From: Steve Faulkner <faulkner.steve@gmail.com>
Date: Tue, 16 Oct 2012 00:02:34 +0200
Message-ID: <CA+ri+V=GXfBh91=VErBhz80by46hEDSXhkpFGQjOZn1Cyjbg+A@mail.gmail.com>
To: Henri Sivonen <hsivonen@iki.fi>
Cc: public-html WG <public-html@w3.org>
Hi Henri,

In practice, it would mean two implementors working on two distinct
> browser engines saying that the proposed feature is a good idea that
> they would like to implement and realistically might.
>

Ok so have talked to the main chrome accessibility engineer, and he
indicated that he would implement it if it had support from the community.


regards
SteveF

On 15 October 2012 15:22, Henri Sivonen <hsivonen@iki.fi> wrote:

> On Fri, Oct 12, 2012 at 4:45 PM, Steve Faulkner
> <faulkner.steve@gmail.com> wrote:
> > What does "broader buy-in, including from implementors, showing that the
> > extension specification is seen as a good idea." mean in practice?
>
> In practice, it would mean two implementors working on two distinct
> browser engines saying that the proposed feature is a good idea that
> they would like to implement and realistically might. (No
> authoritative commitment to implement or a statement about timeline
> required.) Ideally, it would also mean an indication of support and
> likelihood of adoption from Web authors, but, as far as I can tell,
> the W3C or its participants have not yet figured out how to
> meaningfully gauge if Web authors would actually like to use a feature
> if the feature existed. (You can probably always find a couple of Web
> authors who say they like a given feature, but that doesn't really
> tell you anything about what kind of author adoption a feature would
> really get on the Web scale.)
>
> > What we know from the hgroup feature is that it does not have buy-in from
> > vendors for the implementation aspects that have any real effect (outline
> > and accessibility API mapping). We know that it does no have wide support
> > from the various communities. we know various proposals for
> > removal/replacement were submitted form varying sources. i.e its not
> seen as
> > being a good idea and that has been the case for an extended period of
> time.
>
> I was talking about the standard of inclusion for new features. At
> this point, hgroup in the parser or UA stylesheet is not a prospective
> new idea but an interoperably implemented piece of the Web Platform.

Element and coordinate records:

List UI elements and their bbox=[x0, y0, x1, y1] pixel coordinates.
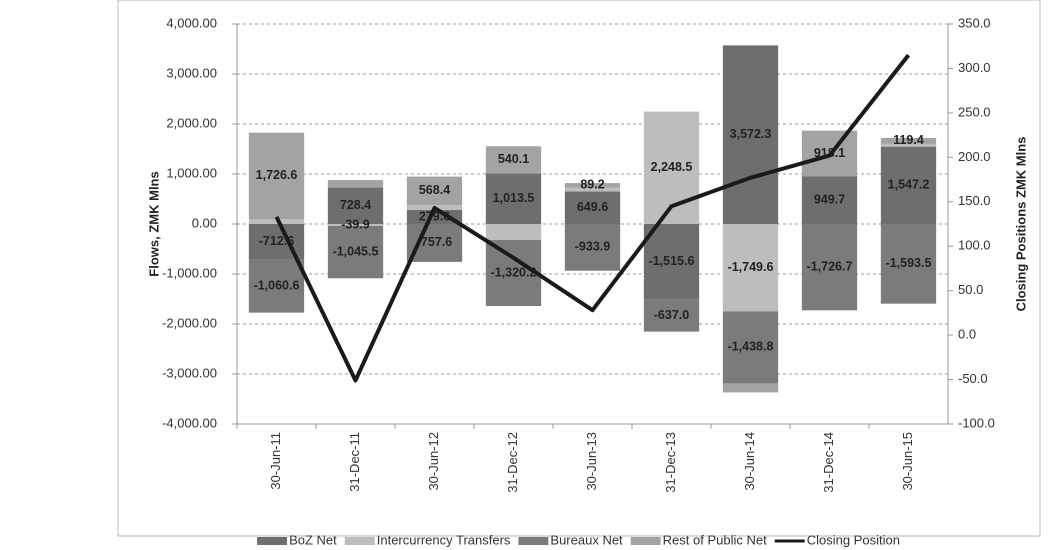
x-tick-label: 30-Jun-11 bbox=[268, 432, 283, 490]
bar-segment bbox=[248, 259, 305, 313]
bar-segment bbox=[801, 176, 858, 224]
y2-tick-label: -100.0 bbox=[958, 415, 995, 430]
value-label: 89.2 bbox=[580, 178, 604, 192]
value-label: -1,320.2 bbox=[491, 265, 537, 279]
value-label: 119.4 bbox=[893, 133, 924, 147]
legend-label: Bureaux Net bbox=[550, 532, 623, 547]
bar-segment bbox=[722, 45, 779, 225]
legend-swatch bbox=[344, 537, 375, 545]
y-tick-label: -1,000.00 bbox=[162, 265, 217, 280]
bar-segment bbox=[327, 180, 384, 188]
legend-swatch bbox=[518, 537, 549, 545]
bar-segment bbox=[564, 191, 621, 224]
bar-segment bbox=[485, 146, 542, 174]
value-label: 3,572.3 bbox=[730, 127, 772, 141]
y2-tick-label: 50.0 bbox=[958, 282, 983, 297]
bar-segment bbox=[722, 224, 779, 312]
value-label: -1,726.7 bbox=[807, 259, 853, 273]
value-label: 540.1 bbox=[498, 152, 529, 166]
bar-segment bbox=[564, 187, 621, 192]
bar-segment bbox=[485, 173, 542, 224]
bar-segment bbox=[327, 224, 384, 226]
y-axis-title: Flows, ZMK Mlns bbox=[146, 171, 161, 276]
y2-tick-label: 300.0 bbox=[958, 60, 991, 75]
bar-segment bbox=[880, 224, 937, 304]
bar-segment bbox=[564, 224, 621, 271]
value-label: 1,013.5 bbox=[493, 191, 535, 205]
bar-segment bbox=[248, 132, 305, 219]
x-tick-label: 31-Dec-11 bbox=[347, 432, 362, 492]
line bbox=[274, 53, 911, 383]
y2-tick-label: 250.0 bbox=[958, 104, 991, 119]
value-label: 1,726.6 bbox=[256, 168, 298, 182]
value-label: -757.6 bbox=[417, 235, 452, 249]
value-label: -1,593.5 bbox=[886, 256, 932, 270]
y2-tick-label: 100.0 bbox=[958, 238, 991, 253]
bar-segment bbox=[485, 240, 542, 307]
value-label: -39.9 bbox=[341, 217, 370, 231]
bar-segment bbox=[485, 224, 542, 240]
value-label: 568.4 bbox=[419, 183, 450, 197]
value-label: -1,045.5 bbox=[333, 244, 379, 258]
bars bbox=[248, 45, 937, 393]
x-tick-label: 31-Dec-13 bbox=[663, 432, 678, 493]
value-label: 2,248.5 bbox=[651, 160, 693, 174]
value-label: -637.0 bbox=[654, 308, 689, 322]
legend-label: BoZ Net bbox=[289, 532, 337, 547]
value-label: -1,060.6 bbox=[254, 278, 300, 292]
legend-label: Intercurrency Transfers bbox=[377, 532, 511, 547]
bar-segment bbox=[880, 143, 937, 147]
y-tick-label: 1,000.00 bbox=[166, 165, 217, 180]
chart-frame bbox=[117, 0, 1041, 537]
x-tick-label: 30-Jun-13 bbox=[584, 432, 599, 491]
y-tick-label: -3,000.00 bbox=[162, 365, 217, 380]
y-tick-label: 3,000.00 bbox=[166, 65, 217, 80]
bar-segment bbox=[722, 311, 779, 384]
legend-swatch bbox=[257, 537, 288, 545]
x-tick-label: 30-Jun-14 bbox=[742, 432, 757, 491]
bar-segment bbox=[880, 146, 937, 224]
y-tick-label: 4,000.00 bbox=[166, 15, 217, 30]
y-tick-label: -2,000.00 bbox=[162, 315, 217, 330]
bar-segment bbox=[643, 299, 700, 332]
bar-segment bbox=[880, 137, 937, 144]
value-label: 728.4 bbox=[340, 198, 371, 212]
bar-segment bbox=[722, 383, 779, 393]
bar-segment bbox=[248, 219, 305, 224]
x-tick-label: 31-Dec-14 bbox=[821, 432, 836, 493]
bar-segment bbox=[327, 225, 384, 279]
y2-tick-label: 150.0 bbox=[958, 193, 991, 208]
bar-segment bbox=[406, 224, 463, 262]
bar-segment bbox=[406, 210, 463, 224]
value-label: -1,438.8 bbox=[728, 340, 774, 354]
y-tick-label: 0.00 bbox=[192, 215, 217, 230]
y-tick-label: -4,000.00 bbox=[162, 415, 217, 430]
legend-label: Closing Position bbox=[807, 532, 900, 547]
value-label: -1,515.6 bbox=[649, 254, 695, 268]
x-tick-label: 30-Jun-15 bbox=[900, 432, 915, 491]
bar-segment bbox=[327, 187, 384, 224]
bar-segment bbox=[406, 176, 463, 206]
value-label: 1,547.2 bbox=[888, 178, 930, 192]
bar-segment bbox=[564, 183, 621, 188]
y2-tick-label: 0.0 bbox=[958, 327, 976, 342]
value-label: 649.6 bbox=[577, 200, 608, 214]
y2-tick-label: 350.0 bbox=[958, 15, 991, 30]
value-label: 949.7 bbox=[814, 193, 845, 207]
x-tick-label: 31-Dec-12 bbox=[505, 432, 520, 493]
legend: BoZ Net Intercurrency Transfers Bureaux Ne… bbox=[257, 532, 900, 547]
y-tick-label: 2,000.00 bbox=[166, 115, 217, 130]
y2-axis-title: Closing Positions ZMK Mlns bbox=[1013, 137, 1028, 312]
y2-tick-label: 200.0 bbox=[958, 149, 991, 164]
value-label: -933.9 bbox=[575, 240, 610, 254]
bar-segment bbox=[801, 224, 858, 311]
legend-label: Rest of Public Net bbox=[663, 532, 767, 547]
value-label: -1,749.6 bbox=[728, 260, 774, 274]
x-tick-label: 30-Jun-12 bbox=[426, 432, 441, 491]
y2-tick-label: -50.0 bbox=[958, 371, 988, 386]
legend-swatch bbox=[630, 537, 661, 545]
bar-segment bbox=[643, 224, 700, 300]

## WHAT THE TASK ASKS
Give each distinct email address found in the mailing-list message above.

## FULL ANSWER
faulkner.steve@gmail.com
hsivonen@iki.fi
public-html@w3.org